[Saved entries]

┌──

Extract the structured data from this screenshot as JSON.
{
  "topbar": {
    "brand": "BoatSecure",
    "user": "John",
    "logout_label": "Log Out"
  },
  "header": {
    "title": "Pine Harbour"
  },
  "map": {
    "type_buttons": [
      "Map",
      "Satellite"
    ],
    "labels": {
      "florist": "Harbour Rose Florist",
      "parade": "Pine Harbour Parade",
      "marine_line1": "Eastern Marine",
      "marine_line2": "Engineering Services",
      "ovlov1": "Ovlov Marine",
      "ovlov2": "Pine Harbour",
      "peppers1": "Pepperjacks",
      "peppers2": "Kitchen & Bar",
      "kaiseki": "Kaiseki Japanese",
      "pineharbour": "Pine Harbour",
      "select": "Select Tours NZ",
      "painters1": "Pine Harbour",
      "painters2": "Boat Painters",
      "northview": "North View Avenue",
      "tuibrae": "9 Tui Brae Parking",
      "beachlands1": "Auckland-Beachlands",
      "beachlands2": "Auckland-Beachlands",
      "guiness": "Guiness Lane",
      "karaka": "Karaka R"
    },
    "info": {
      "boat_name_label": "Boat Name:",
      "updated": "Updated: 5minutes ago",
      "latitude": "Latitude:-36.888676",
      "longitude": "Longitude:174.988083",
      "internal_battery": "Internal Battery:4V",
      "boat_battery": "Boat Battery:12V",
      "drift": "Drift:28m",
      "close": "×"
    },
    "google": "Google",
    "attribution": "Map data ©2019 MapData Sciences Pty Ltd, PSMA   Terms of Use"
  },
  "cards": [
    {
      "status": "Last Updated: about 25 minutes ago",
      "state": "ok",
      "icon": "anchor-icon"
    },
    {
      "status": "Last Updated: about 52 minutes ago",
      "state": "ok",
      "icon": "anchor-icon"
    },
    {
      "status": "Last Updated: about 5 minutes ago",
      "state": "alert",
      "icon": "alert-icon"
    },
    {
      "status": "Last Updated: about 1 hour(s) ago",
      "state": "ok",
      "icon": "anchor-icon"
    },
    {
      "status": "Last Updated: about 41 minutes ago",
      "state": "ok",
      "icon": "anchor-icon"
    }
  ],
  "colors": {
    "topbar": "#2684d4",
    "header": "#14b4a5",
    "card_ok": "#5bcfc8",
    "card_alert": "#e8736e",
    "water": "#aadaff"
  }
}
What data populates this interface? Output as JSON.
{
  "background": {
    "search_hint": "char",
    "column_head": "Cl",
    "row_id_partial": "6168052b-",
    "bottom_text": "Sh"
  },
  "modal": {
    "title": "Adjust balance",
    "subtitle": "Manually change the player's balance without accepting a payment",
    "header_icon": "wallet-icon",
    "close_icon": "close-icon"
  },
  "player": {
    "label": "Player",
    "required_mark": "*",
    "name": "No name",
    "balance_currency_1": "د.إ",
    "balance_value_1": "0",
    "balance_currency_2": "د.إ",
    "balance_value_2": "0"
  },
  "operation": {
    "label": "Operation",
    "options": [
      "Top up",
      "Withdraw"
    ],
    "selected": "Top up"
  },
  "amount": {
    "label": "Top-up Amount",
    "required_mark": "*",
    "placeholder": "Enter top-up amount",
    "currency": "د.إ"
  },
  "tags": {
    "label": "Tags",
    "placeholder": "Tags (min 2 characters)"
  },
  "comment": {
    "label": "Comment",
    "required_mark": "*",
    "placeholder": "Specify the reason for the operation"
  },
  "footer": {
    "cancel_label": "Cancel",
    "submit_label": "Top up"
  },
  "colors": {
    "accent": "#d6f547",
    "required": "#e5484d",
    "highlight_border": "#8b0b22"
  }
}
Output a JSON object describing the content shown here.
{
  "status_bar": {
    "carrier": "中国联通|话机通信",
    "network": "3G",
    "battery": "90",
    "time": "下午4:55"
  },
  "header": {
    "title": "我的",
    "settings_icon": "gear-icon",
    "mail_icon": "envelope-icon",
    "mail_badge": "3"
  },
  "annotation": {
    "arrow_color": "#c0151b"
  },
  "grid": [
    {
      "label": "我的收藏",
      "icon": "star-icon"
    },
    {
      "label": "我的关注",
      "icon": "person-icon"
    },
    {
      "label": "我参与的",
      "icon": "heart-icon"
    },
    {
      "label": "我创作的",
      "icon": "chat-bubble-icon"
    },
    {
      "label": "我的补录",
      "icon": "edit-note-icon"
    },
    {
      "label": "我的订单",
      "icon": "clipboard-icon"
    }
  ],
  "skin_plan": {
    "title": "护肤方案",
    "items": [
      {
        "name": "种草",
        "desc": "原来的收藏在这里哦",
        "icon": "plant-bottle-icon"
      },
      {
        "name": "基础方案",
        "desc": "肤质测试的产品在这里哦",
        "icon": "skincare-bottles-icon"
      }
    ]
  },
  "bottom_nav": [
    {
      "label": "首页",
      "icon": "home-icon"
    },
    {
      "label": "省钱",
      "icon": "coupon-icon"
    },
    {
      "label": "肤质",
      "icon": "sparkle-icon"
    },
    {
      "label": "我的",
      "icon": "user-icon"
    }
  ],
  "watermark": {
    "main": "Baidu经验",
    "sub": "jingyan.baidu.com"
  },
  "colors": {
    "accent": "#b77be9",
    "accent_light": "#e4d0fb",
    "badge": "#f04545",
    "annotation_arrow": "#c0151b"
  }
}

└──

■ **THE EXERCISE**: All of the material must be reproduced exactly.

■ **THE SOLUTION**:
Extract the structured data from this screenshot as JSON.
{
  "topbar": {
    "brand": "BoatSecure",
    "user": "John",
    "logout_label": "Log Out"
  },
  "header": {
    "title": "Pine Harbour"
  },
  "map": {
    "type_buttons": [
      "Map",
      "Satellite"
    ],
    "labels": {
      "florist": "Harbour Rose Florist",
      "parade": "Pine Harbour Parade",
      "marine_line1": "Eastern Marine",
      "marine_line2": "Engineering Services",
      "ovlov1": "Ovlov Marine",
      "ovlov2": "Pine Harbour",
      "peppers1": "Pepperjacks",
      "peppers2": "Kitchen & Bar",
      "kaiseki": "Kaiseki Japanese",
      "pineharbour": "Pine Harbour",
      "select": "Select Tours NZ",
      "painters1": "Pine Harbour",
      "painters2": "Boat Painters",
      "northview": "North View Avenue",
      "tuibrae": "9 Tui Brae Parking",
      "beachlands1": "Auckland-Beachlands",
      "beachlands2": "Auckland-Beachlands",
      "guiness": "Guiness Lane",
      "karaka": "Karaka R"
    },
    "info": {
      "boat_name_label": "Boat Name:",
      "updated": "Updated: 5minutes ago",
      "latitude": "Latitude:-36.888676",
      "longitude": "Longitude:174.988083",
      "internal_battery": "Internal Battery:4V",
      "boat_battery": "Boat Battery:12V",
      "drift": "Drift:28m",
      "close": "×"
    },
    "google": "Google",
    "attribution": "Map data ©2019 MapData Sciences Pty Ltd, PSMA   Terms of Use"
  },
  "cards": [
    {
      "status": "Last Updated: about 25 minutes ago",
      "state": "ok",
      "icon": "anchor-icon"
    },
    {
      "status": "Last Updated: about 52 minutes ago",
      "state": "ok",
      "icon": "anchor-icon"
    },
    {
      "status": "Last Updated: about 5 minutes ago",
      "state": "alert",
      "icon": "alert-icon"
    },
    {
      "status": "Last Updated: about 1 hour(s) ago",
      "state": "ok",
      "icon": "anchor-icon"
    },
    {
      "status": "Last Updated: about 41 minutes ago",
      "state": "ok",
      "icon": "anchor-icon"
    }
  ],
  "colors": {
    "topbar": "#2684d4",
    "header": "#14b4a5",
    "card_ok": "#5bcfc8",
    "card_alert": "#e8736e",
    "water": "#aadaff"
  }
}
What data populates this interface? Output as JSON.
{
  "background": {
    "search_hint": "char",
    "column_head": "Cl",
    "row_id_partial": "6168052b-",
    "bottom_text": "Sh"
  },
  "modal": {
    "title": "Adjust balance",
    "subtitle": "Manually change the player's balance without accepting a payment",
    "header_icon": "wallet-icon",
    "close_icon": "close-icon"
  },
  "player": {
    "label": "Player",
    "required_mark": "*",
    "name": "No name",
    "balance_currency_1": "د.إ",
    "balance_value_1": "0",
    "balance_currency_2": "د.إ",
    "balance_value_2": "0"
  },
  "operation": {
    "label": "Operation",
    "options": [
      "Top up",
      "Withdraw"
    ],
    "selected": "Top up"
  },
  "amount": {
    "label": "Top-up Amount",
    "required_mark": "*",
    "placeholder": "Enter top-up amount",
    "currency": "د.إ"
  },
  "tags": {
    "label": "Tags",
    "placeholder": "Tags (min 2 characters)"
  },
  "comment": {
    "label": "Comment",
    "required_mark": "*",
    "placeholder": "Specify the reason for the operation"
  },
  "footer": {
    "cancel_label": "Cancel",
    "submit_label": "Top up"
  },
  "colors": {
    "accent": "#d6f547",
    "required": "#e5484d",
    "highlight_border": "#8b0b22"
  }
}
Output a JSON object describing the content shown here.
{
  "status_bar": {
    "carrier": "中国联通|话机通信",
    "network": "3G",
    "battery": "90",
    "time": "下午4:55"
  },
  "header": {
    "title": "我的",
    "settings_icon": "gear-icon",
    "mail_icon": "envelope-icon",
    "mail_badge": "3"
  },
  "annotation": {
    "arrow_color": "#c0151b"
  },
  "grid": [
    {
      "label": "我的收藏",
      "icon": "star-icon"
    },
    {
      "label": "我的关注",
      "icon": "person-icon"
    },
    {
      "label": "我参与的",
      "icon": "heart-icon"
    },
    {
      "label": "我创作的",
      "icon": "chat-bubble-icon"
    },
    {
      "label": "我的补录",
      "icon": "edit-note-icon"
    },
    {
      "label": "我的订单",
      "icon": "clipboard-icon"
    }
  ],
  "skin_plan": {
    "title": "护肤方案",
    "items": [
      {
        "name": "种草",
        "desc": "原来的收藏在这里哦",
        "icon": "plant-bottle-icon"
      },
      {
        "name": "基础方案",
        "desc": "肤质测试的产品在这里哦",
        "icon": "skincare-bottles-icon"
      }
    ]
  },
  "bottom_nav": [
    {
      "label": "首页",
      "icon": "home-icon"
    },
    {
      "label": "省钱",
      "icon": "coupon-icon"
    },
    {
      "label": "肤质",
      "icon": "sparkle-icon"
    },
    {
      "label": "我的",
      "icon": "user-icon"
    }
  ],
  "watermark": {
    "main": "Baidu经验",
    "sub": "jingyan.baidu.com"
  },
  "colors": {
    "accent": "#b77be9",
    "accent_light": "#e4d0fb",
    "badge": "#f04545",
    "annotation_arrow": "#c0151b"
  }
}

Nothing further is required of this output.